TASK BRIEF
Collect every line below that contains the word "plan".

[Stored items]
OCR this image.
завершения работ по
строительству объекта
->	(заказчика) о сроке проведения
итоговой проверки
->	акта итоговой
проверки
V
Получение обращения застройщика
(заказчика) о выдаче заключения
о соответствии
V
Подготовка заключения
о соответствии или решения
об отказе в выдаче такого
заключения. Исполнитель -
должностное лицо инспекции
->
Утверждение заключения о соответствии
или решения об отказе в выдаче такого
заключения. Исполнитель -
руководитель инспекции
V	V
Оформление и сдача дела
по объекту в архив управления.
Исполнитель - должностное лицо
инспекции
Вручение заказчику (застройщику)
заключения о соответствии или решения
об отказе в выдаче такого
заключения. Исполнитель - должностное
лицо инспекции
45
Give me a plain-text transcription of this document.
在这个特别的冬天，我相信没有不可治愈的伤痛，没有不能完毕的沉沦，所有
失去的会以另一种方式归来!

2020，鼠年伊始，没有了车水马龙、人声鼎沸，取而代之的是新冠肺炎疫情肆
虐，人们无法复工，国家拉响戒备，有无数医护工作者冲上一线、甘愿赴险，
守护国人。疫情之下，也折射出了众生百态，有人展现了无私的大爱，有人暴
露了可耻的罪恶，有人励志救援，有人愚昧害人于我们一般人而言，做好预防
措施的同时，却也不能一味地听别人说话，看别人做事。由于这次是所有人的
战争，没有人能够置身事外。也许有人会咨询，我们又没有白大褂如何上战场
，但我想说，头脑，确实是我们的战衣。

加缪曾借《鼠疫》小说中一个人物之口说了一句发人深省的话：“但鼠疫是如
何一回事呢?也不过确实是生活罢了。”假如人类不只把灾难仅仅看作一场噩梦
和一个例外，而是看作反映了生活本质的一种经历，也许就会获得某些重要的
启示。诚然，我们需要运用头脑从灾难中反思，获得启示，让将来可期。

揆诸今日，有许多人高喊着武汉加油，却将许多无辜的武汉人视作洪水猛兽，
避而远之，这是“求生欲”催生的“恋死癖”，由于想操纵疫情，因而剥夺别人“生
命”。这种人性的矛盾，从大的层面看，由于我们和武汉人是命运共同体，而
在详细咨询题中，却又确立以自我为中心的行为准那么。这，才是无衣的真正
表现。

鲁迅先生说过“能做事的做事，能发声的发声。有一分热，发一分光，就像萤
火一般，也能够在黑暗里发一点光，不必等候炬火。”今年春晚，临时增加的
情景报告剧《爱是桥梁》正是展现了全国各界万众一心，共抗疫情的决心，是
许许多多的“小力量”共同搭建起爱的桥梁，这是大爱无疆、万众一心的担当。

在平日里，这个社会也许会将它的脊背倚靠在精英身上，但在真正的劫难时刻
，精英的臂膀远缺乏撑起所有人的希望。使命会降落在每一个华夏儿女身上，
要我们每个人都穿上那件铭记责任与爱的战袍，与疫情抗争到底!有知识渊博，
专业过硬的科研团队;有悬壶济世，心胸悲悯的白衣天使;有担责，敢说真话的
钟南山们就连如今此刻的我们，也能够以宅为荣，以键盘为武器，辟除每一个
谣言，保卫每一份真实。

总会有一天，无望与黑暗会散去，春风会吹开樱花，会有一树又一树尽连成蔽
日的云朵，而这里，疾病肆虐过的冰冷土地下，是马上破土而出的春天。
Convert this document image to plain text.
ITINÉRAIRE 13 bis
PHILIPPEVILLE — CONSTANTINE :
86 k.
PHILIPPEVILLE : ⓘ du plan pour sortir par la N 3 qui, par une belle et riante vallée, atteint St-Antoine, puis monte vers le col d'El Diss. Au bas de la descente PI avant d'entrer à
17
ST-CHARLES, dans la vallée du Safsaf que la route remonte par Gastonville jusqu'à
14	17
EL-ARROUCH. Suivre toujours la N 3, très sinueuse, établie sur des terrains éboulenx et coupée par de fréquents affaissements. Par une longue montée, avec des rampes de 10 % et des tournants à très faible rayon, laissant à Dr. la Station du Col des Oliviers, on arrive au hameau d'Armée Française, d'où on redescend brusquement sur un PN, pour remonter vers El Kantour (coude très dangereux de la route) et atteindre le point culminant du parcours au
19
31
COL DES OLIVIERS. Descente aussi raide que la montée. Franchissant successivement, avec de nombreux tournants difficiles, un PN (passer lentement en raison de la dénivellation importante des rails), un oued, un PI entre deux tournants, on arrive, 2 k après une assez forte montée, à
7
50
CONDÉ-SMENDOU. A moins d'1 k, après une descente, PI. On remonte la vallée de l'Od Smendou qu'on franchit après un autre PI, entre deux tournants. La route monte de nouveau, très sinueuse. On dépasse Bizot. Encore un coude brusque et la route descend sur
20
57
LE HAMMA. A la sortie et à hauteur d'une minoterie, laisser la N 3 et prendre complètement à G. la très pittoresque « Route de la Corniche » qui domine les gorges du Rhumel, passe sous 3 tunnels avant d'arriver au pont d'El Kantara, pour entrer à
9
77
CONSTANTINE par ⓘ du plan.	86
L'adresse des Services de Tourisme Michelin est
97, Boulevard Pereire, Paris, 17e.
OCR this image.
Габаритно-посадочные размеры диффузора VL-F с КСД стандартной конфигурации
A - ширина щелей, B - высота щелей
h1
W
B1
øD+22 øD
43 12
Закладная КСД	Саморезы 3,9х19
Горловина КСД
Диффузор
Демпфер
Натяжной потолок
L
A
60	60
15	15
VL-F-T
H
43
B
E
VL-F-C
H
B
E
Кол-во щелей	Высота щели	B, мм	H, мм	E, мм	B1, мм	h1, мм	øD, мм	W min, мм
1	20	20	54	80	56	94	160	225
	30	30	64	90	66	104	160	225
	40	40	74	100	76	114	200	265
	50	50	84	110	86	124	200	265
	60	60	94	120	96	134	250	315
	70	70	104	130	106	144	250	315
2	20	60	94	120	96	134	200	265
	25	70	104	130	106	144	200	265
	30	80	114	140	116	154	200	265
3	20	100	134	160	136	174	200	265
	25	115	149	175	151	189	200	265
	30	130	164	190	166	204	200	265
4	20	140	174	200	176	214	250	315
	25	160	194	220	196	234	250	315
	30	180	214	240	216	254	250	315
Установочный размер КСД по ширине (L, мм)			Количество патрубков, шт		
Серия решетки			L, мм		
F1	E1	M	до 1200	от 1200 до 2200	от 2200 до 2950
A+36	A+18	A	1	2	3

EXERCISE OUTPUT
PHILIPPEVILLE : ⓘ du plan pour sortir par la N 3 qui, par une belle et riante vallée, atteint St-Antoine, puis monte vers le col d'El Diss. Au bas de la descente PI avant d'entrer à
CONSTANTINE par ⓘ du plan.	86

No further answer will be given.